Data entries
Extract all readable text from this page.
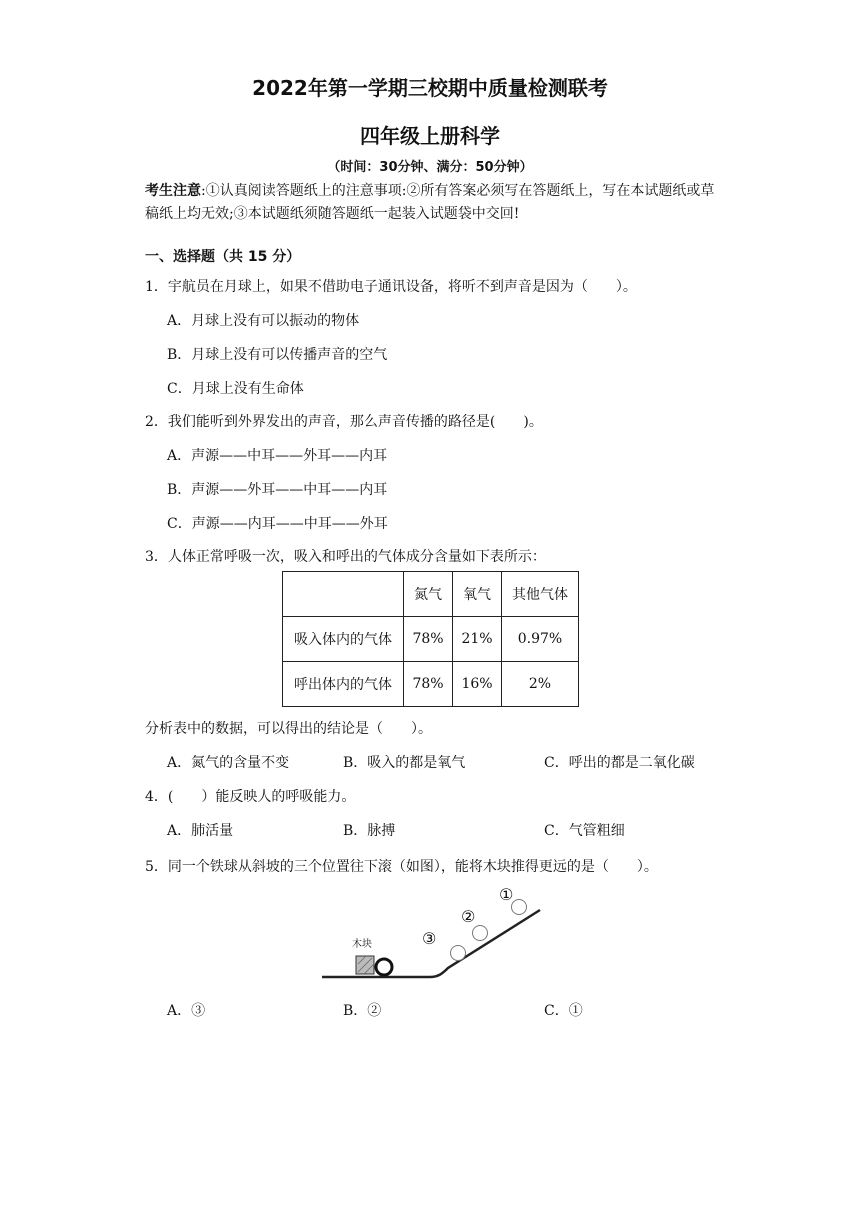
2022年第一学期三校期中质量检测联考
四年级上册科学
（时间：30分钟、满分：50分钟）
考生注意:①认真阅读答题纸上的注意事项:②所有答案必须写在答题纸上，写在本试题纸或草稿纸上均无效;③本试题纸须随答题纸一起装入试题袋中交回!
一、选择题（共 15 分）
1．宇航员在月球上，如果不借助电子通讯设备，将听不到声音是因为（　　）。
A．月球上没有可以振动的物体
B．月球上没有可以传播声音的空气
C．月球上没有生命体
2．我们能听到外界发出的声音，那么声音传播的路径是(　　)。
A．声源——中耳——外耳——内耳
B．声源——外耳——中耳——内耳
C．声源——内耳——中耳——外耳
3．人体正常呼吸一次，吸入和呼出的气体成分含量如下表所示：
	氮气	氧气	其他气体
吸入体内的气体	78%	21%	0.97%
呼出体内的气体	78%	16%	2%
分析表中的数据，可以得出的结论是（　　）。
A．氮气的含量不变	B．吸入的都是氧气	C．呼出的都是二氧化碳
4．(　　）能反映人的呼吸能力。
A．肺活量	B．脉搏	C．气管粗细
5．同一个铁球从斜坡的三个位置往下滚（如图），能将木块推得更远的是（　　）。
木块	③
②
①
A．③	B．②	C．①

● What you are asked to do
Without the pictures, restate all of the entries above verbatim.

● Result
Extract all readable text from this page.
2022年第一学期三校期中质量检测联考
四年级上册科学
（时间：30分钟、满分：50分钟）
考生注意:①认真阅读答题纸上的注意事项:②所有答案必须写在答题纸上，写在本试题纸或草稿纸上均无效;③本试题纸须随答题纸一起装入试题袋中交回!
一、选择题（共 15 分）
1．宇航员在月球上，如果不借助电子通讯设备，将听不到声音是因为（　　）。
A．月球上没有可以振动的物体
B．月球上没有可以传播声音的空气
C．月球上没有生命体
2．我们能听到外界发出的声音，那么声音传播的路径是(　　)。
A．声源——中耳——外耳——内耳
B．声源——外耳——中耳——内耳
C．声源——内耳——中耳——外耳
3．人体正常呼吸一次，吸入和呼出的气体成分含量如下表所示：
	氮气	氧气	其他气体
吸入体内的气体	78%	21%	0.97%
呼出体内的气体	78%	16%	2%
分析表中的数据，可以得出的结论是（　　）。
A．氮气的含量不变	B．吸入的都是氧气	C．呼出的都是二氧化碳
4．(　　）能反映人的呼吸能力。
A．肺活量	B．脉搏	C．气管粗细
5．同一个铁球从斜坡的三个位置往下滚（如图），能将木块推得更远的是（　　）。
木块	③
②
①
A．③	B．②	C．①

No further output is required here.